#### [WHAT YOU NEED TO DO]
Single out the lines that include the word "hours". Copy them.

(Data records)
┄┄┄┄┄┄┄┄┄┄

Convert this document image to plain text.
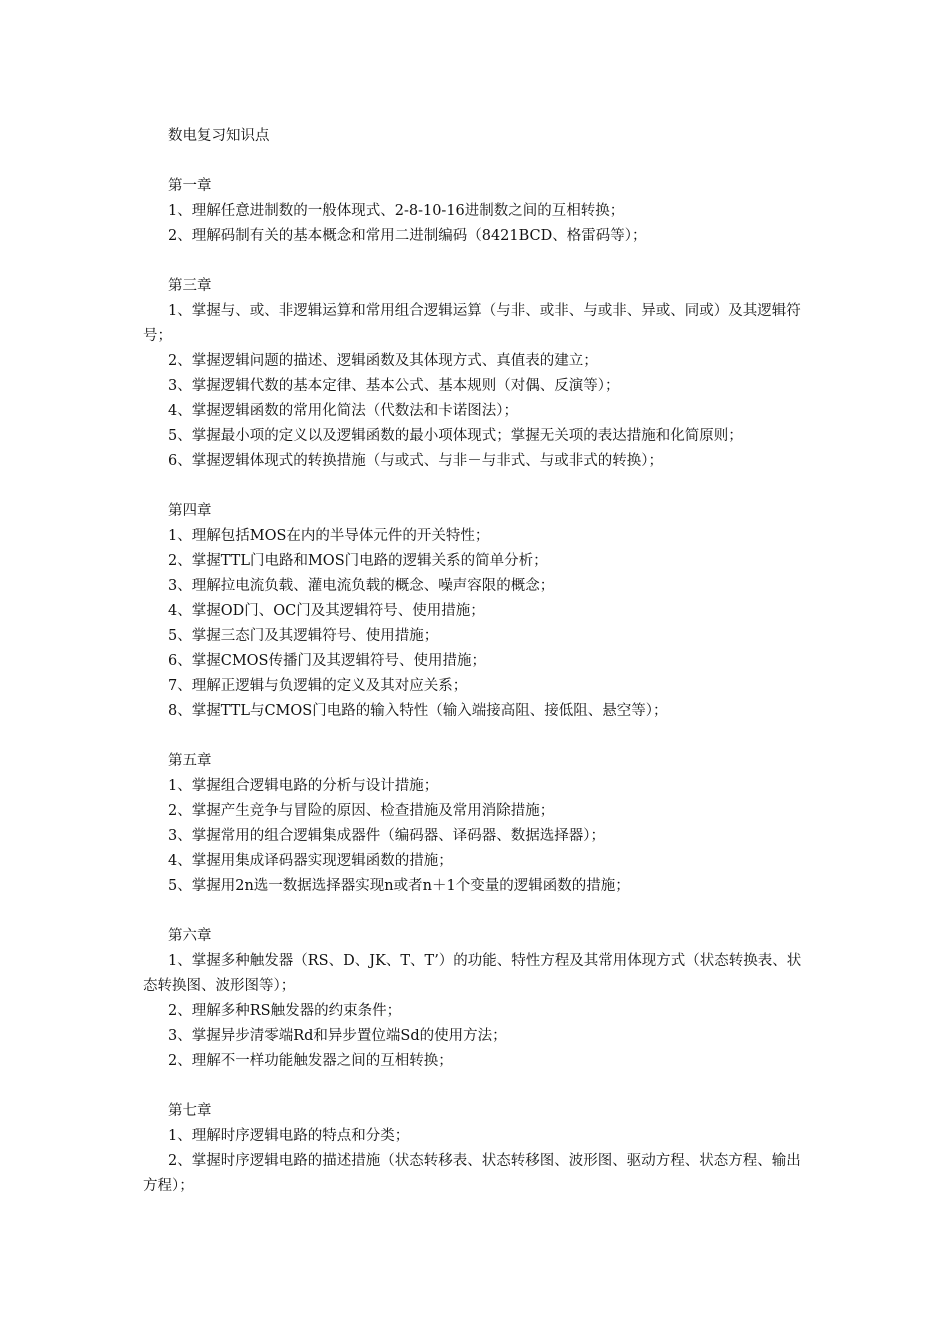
数电复习知识点
第一章
1、理解任意进制数的一般体现式、2-8-10-16进制数之间的互相转换；
2、理解码制有关的基本概念和常用二进制编码（8421BCD、格雷码等）；
第三章
1、掌握与、或、非逻辑运算和常用组合逻辑运算（与非、或非、与或非、异或、同或）及其逻辑符号；
2、掌握逻辑问题的描述、逻辑函数及其体现方式、真值表的建立；
3、掌握逻辑代数的基本定律、基本公式、基本规则（对偶、反演等）；
4、掌握逻辑函数的常用化简法（代数法和卡诺图法）；
5、掌握最小项的定义以及逻辑函数的最小项体现式；掌握无关项的表达措施和化简原则；
6、掌握逻辑体现式的转换措施（与或式、与非－与非式、与或非式的转换）；
第四章
1、理解包括MOS在内的半导体元件的开关特性；
2、掌握TTL门电路和MOS门电路的逻辑关系的简单分析；
3、理解拉电流负载、灌电流负载的概念、噪声容限的概念；
4、掌握OD门、OC门及其逻辑符号、使用措施；
5、掌握三态门及其逻辑符号、使用措施；
6、掌握CMOS传播门及其逻辑符号、使用措施；
7、理解正逻辑与负逻辑的定义及其对应关系；
8、掌握TTL与CMOS门电路的输入特性（输入端接高阻、接低阻、悬空等）；
第五章
1、掌握组合逻辑电路的分析与设计措施；
2、掌握产生竞争与冒险的原因、检查措施及常用消除措施；
3、掌握常用的组合逻辑集成器件（编码器、译码器、数据选择器）；
4、掌握用集成译码器实现逻辑函数的措施；
5、掌握用2n选一数据选择器实现n或者n＋1个变量的逻辑函数的措施；
第六章
1、掌握多种触发器（RS、D、JK、T、T’）的功能、特性方程及其常用体现方式（状态转换表、状态转换图、波形图等）；
2、理解多种RS触发器的约束条件；
3、掌握异步清零端Rd和异步置位端Sd的使用方法；
2、理解不一样功能触发器之间的互相转换；
第七章
1、理解时序逻辑电路的特点和分类；
2、掌握时序逻辑电路的描述措施（状态转移表、状态转移图、波形图、驱动方程、状态方程、输出方程）；
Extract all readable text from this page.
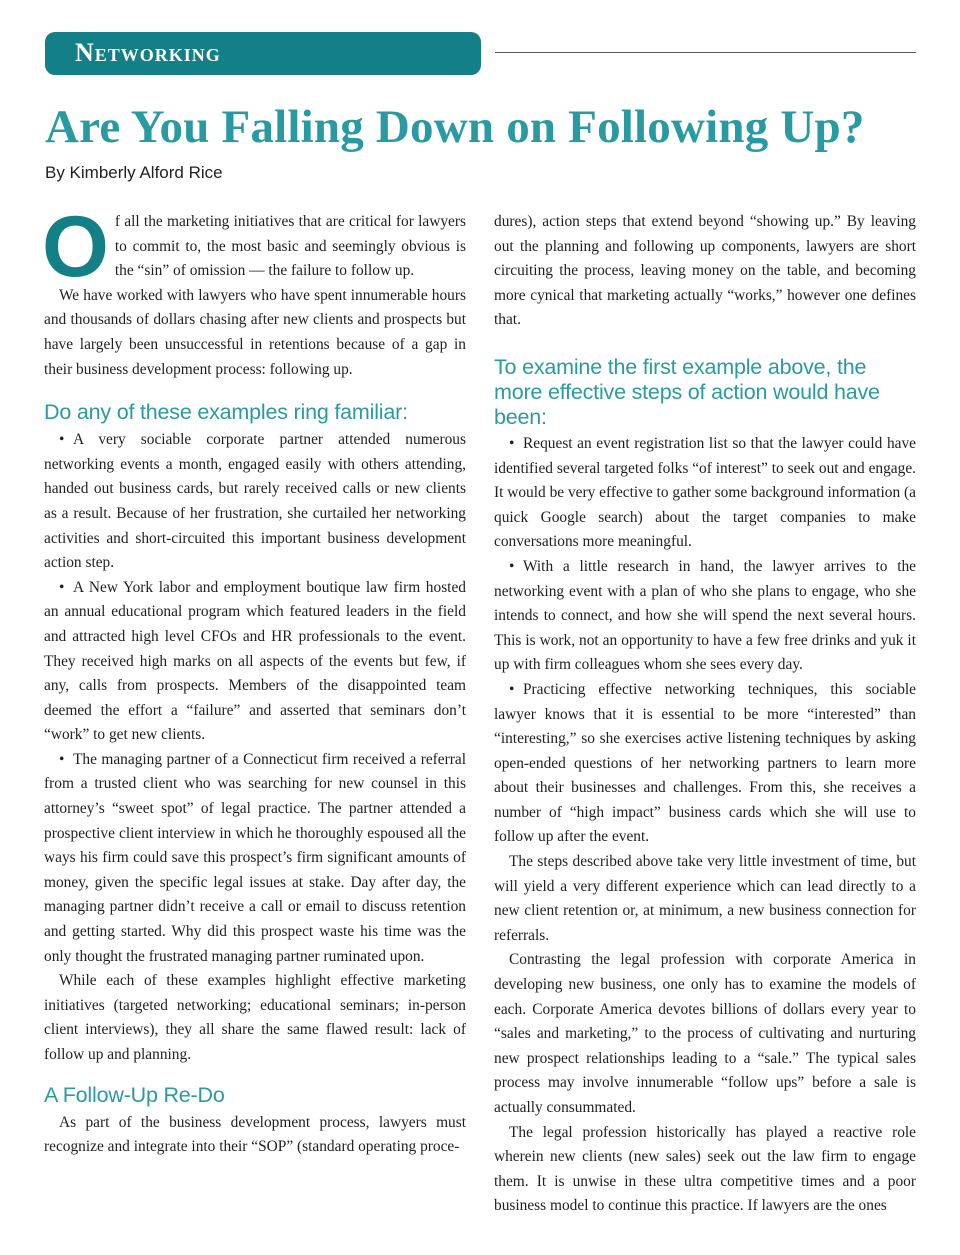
Networking
Are You Falling Down on Following Up?
By Kimberly Alford Rice

Of all the marketing initiatives that are critical for lawyers to commit to, the most basic and seemingly obvious is the “sin” of omission — the failure to follow up.

We have worked with lawyers who have spent innumerable hours and thousands of dollars chasing after new clients and prospects but have largely been unsuccessful in retentions because of a gap in their business development process: following up.

Do any of these examples ring familiar:

• A very sociable corporate partner attended numerous networking events a month, engaged easily with others attending, handed out business cards, but rarely received calls or new clients as a result. Because of her frustration, she curtailed her networking activities and short-circuited this important business development action step.

• A New York labor and employment boutique law firm hosted an annual educational program which featured leaders in the field and attracted high level CFOs and HR professionals to the event. They received high marks on all aspects of the events but few, if any, calls from prospects. Members of the disappointed team deemed the effort a “failure” and asserted that seminars don’t “work” to get new clients.

• The managing partner of a Connecticut firm received a referral from a trusted client who was searching for new counsel in this attorney’s “sweet spot” of legal practice. The partner attended a prospective client interview in which he thoroughly espoused all the ways his firm could save this prospect’s firm significant amounts of money, given the specific legal issues at stake. Day after day, the managing partner didn’t receive a call or email to discuss retention and getting started. Why did this prospect waste his time was the only thought the frustrated managing partner ruminated upon.

While each of these examples highlight effective marketing initiatives (targeted networking; educational seminars; in-person client interviews), they all share the same flawed result: lack of follow up and planning.

A Follow-Up Re-Do

As part of the business development process, lawyers must recognize and integrate into their “SOP” (standard operating proce-

dures), action steps that extend beyond “showing up.” By leaving out the planning and following up components, lawyers are short circuiting the process, leaving money on the table, and becoming more cynical that marketing actually “works,” however one defines that.

To examine the first example above, the more effective steps of action would have been:

• Request an event registration list so that the lawyer could have identified several targeted folks “of interest” to seek out and engage. It would be very effective to gather some background information (a quick Google search) about the target companies to make conversations more meaningful.

• With a little research in hand, the lawyer arrives to the networking event with a plan of who she plans to engage, who she intends to connect, and how she will spend the next several hours. This is work, not an opportunity to have a few free drinks and yuk it up with firm colleagues whom she sees every day.

• Practicing effective networking techniques, this sociable lawyer knows that it is essential to be more “interested” than “interesting,” so she exercises active listening techniques by asking open-ended questions of her networking partners to learn more about their businesses and challenges. From this, she receives a number of “high impact” business cards which she will use to follow up after the event.

The steps described above take very little investment of time, but will yield a very different experience which can lead directly to a new client retention or, at minimum, a new business connection for referrals.

Contrasting the legal profession with corporate America in developing new business, one only has to examine the models of each. Corporate America devotes billions of dollars every year to “sales and marketing,” to the process of cultivating and nurturing new prospect relationships leading to a “sale.” The typical sales process may involve innumerable “follow ups” before a sale is actually consummated.

The legal profession historically has played a reactive role wherein new clients (new sales) seek out the law firm to engage them. It is unwise in these ultra competitive times and a poor business model to continue this practice. If lawyers are the ones
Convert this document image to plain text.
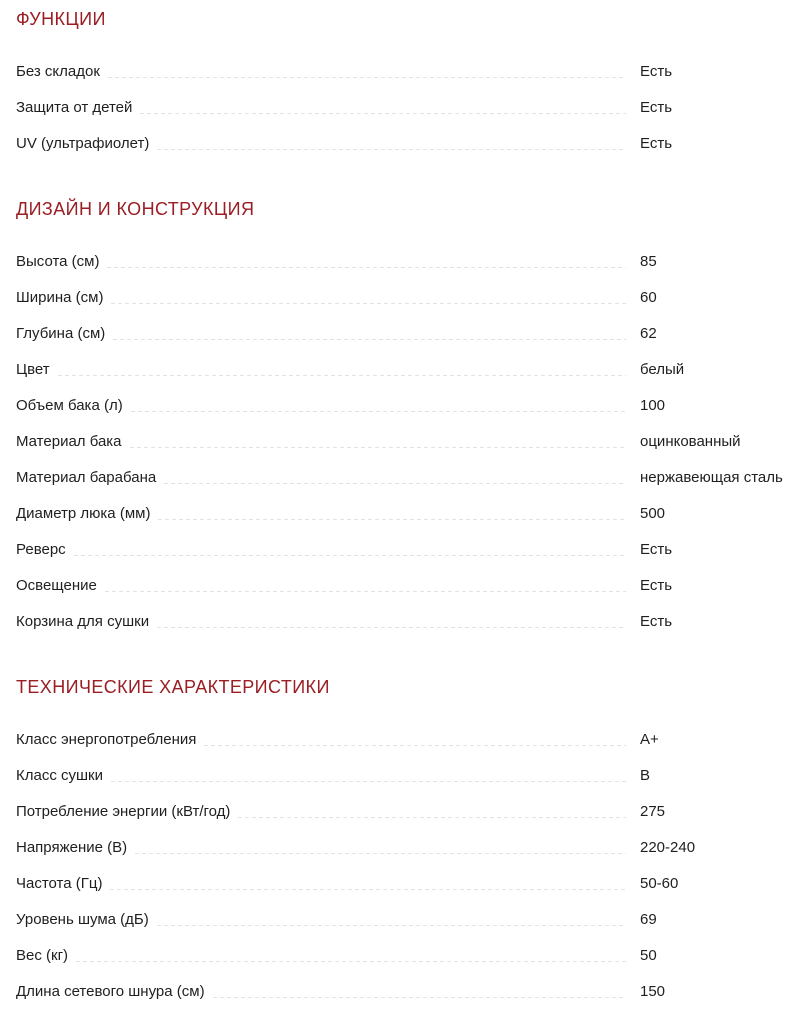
ФУНКЦИИ
Без складок	Есть
Защита от детей	Есть
UV (ультрафиолет)	Есть
ДИЗАЙН И КОНСТРУКЦИЯ
Высота (см)	85
Ширина (см)	60
Глубина (см)	62
Цвет	белый
Объем бака (л)	100
Материал бака	оцинкованный
Материал барабана	нержавеющая сталь
Диаметр люка (мм)	500
Реверс	Есть
Освещение	Есть
Корзина для сушки	Есть
ТЕХНИЧЕСКИЕ ХАРАКТЕРИСТИКИ
Класс энергопотребления	A+
Класс сушки	B
Потребление энергии (кВт/год)	275
Напряжение (В)	220-240
Частота (Гц)	50-60
Уровень шума (дБ)	69
Вес (кг)	50
Длина сетевого шнура (см)	150
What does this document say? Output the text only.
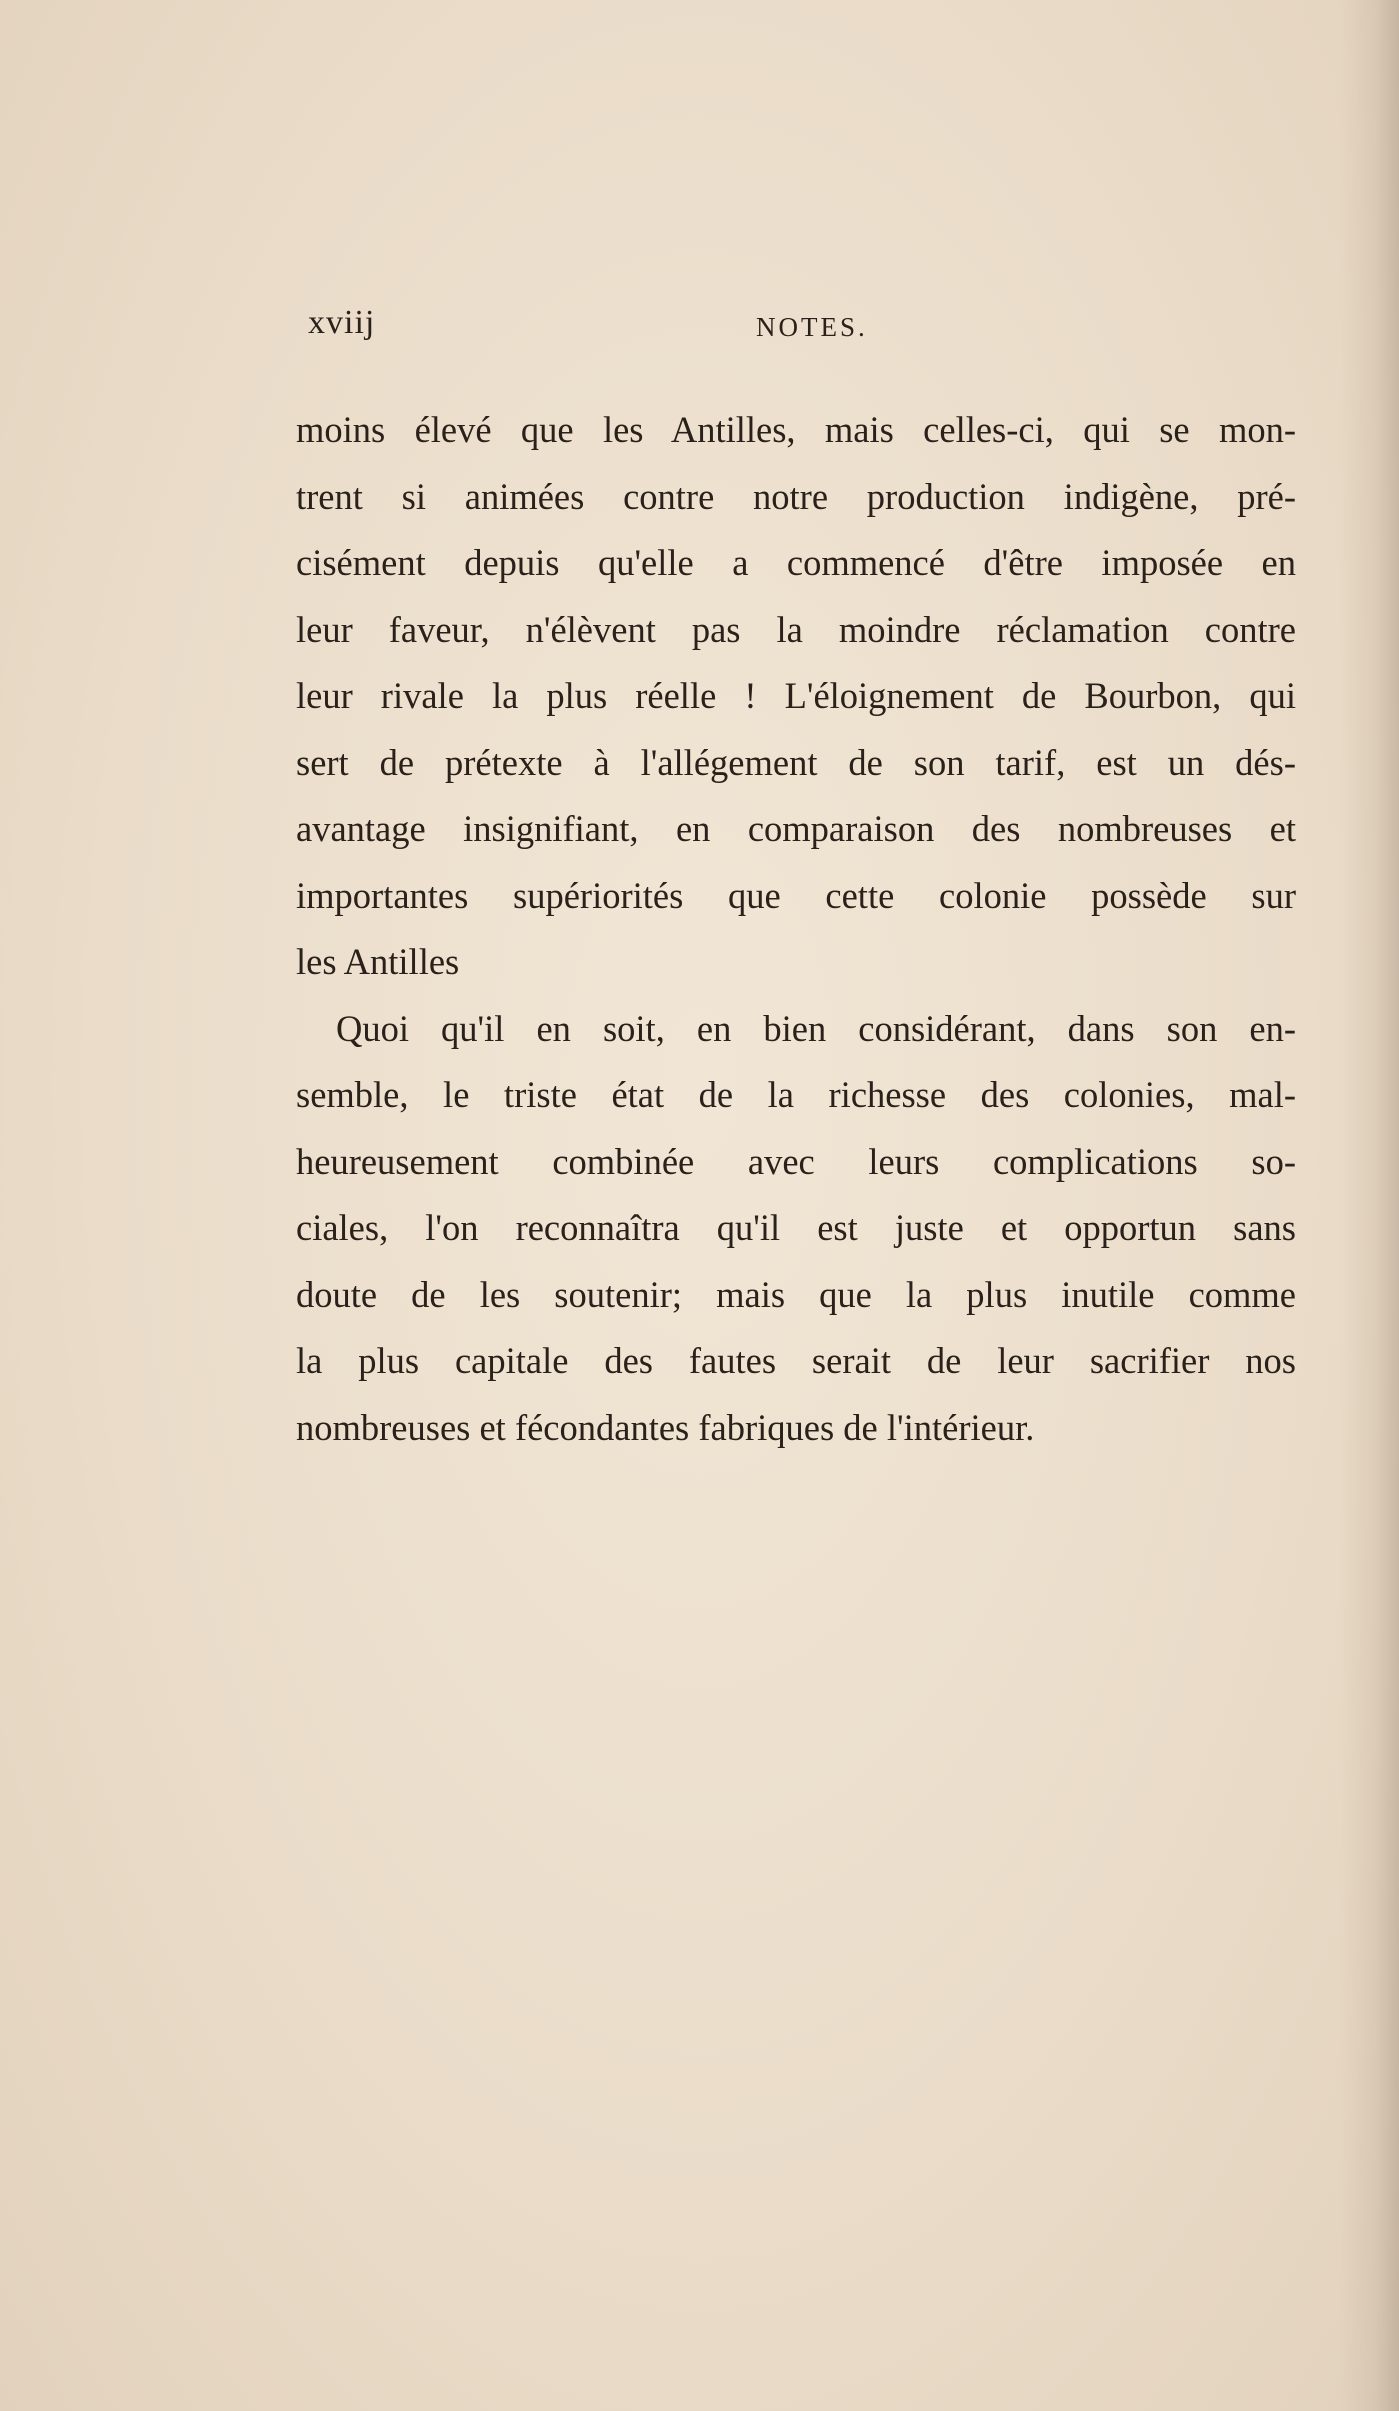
xviij	NOTES.
moins élevé que les Antilles, mais celles-ci, qui se mon-
trent si animées contre notre production indigène, pré-
cisément depuis qu'elle a commencé d'être imposée en
leur faveur, n'élèvent pas la moindre réclamation contre
leur rivale la plus réelle ! L'éloignement de Bourbon, qui
sert de prétexte à l'allégement de son tarif, est un dés-
avantage insignifiant, en comparaison des nombreuses et
importantes supériorités que cette colonie possède sur
les Antilles
Quoi qu'il en soit, en bien considérant, dans son en-
semble, le triste état de la richesse des colonies, mal-
heureusement combinée avec leurs complications so-
ciales, l'on reconnaîtra qu'il est juste et opportun sans
doute de les soutenir; mais que la plus inutile comme
la plus capitale des fautes serait de leur sacrifier nos
nombreuses et fécondantes fabriques de l'intérieur.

┄┄┄┄┄┄┄┄┄┄

#### [WRITTEN RESPONSE]
We have worked with lawyers who have spent innumerable hours and thousands of dollars chasing after new clients and prospects but have largely been unsuccessful in retentions because of a gap in their business development process: following up.
• With a little research in hand, the lawyer arrives to the networking event with a plan of who she plans to engage, who she intends to connect, and how she will spend the next several hours. This is work, not an opportunity to have a few free drinks and yuk it up with firm colleagues whom she sees every day.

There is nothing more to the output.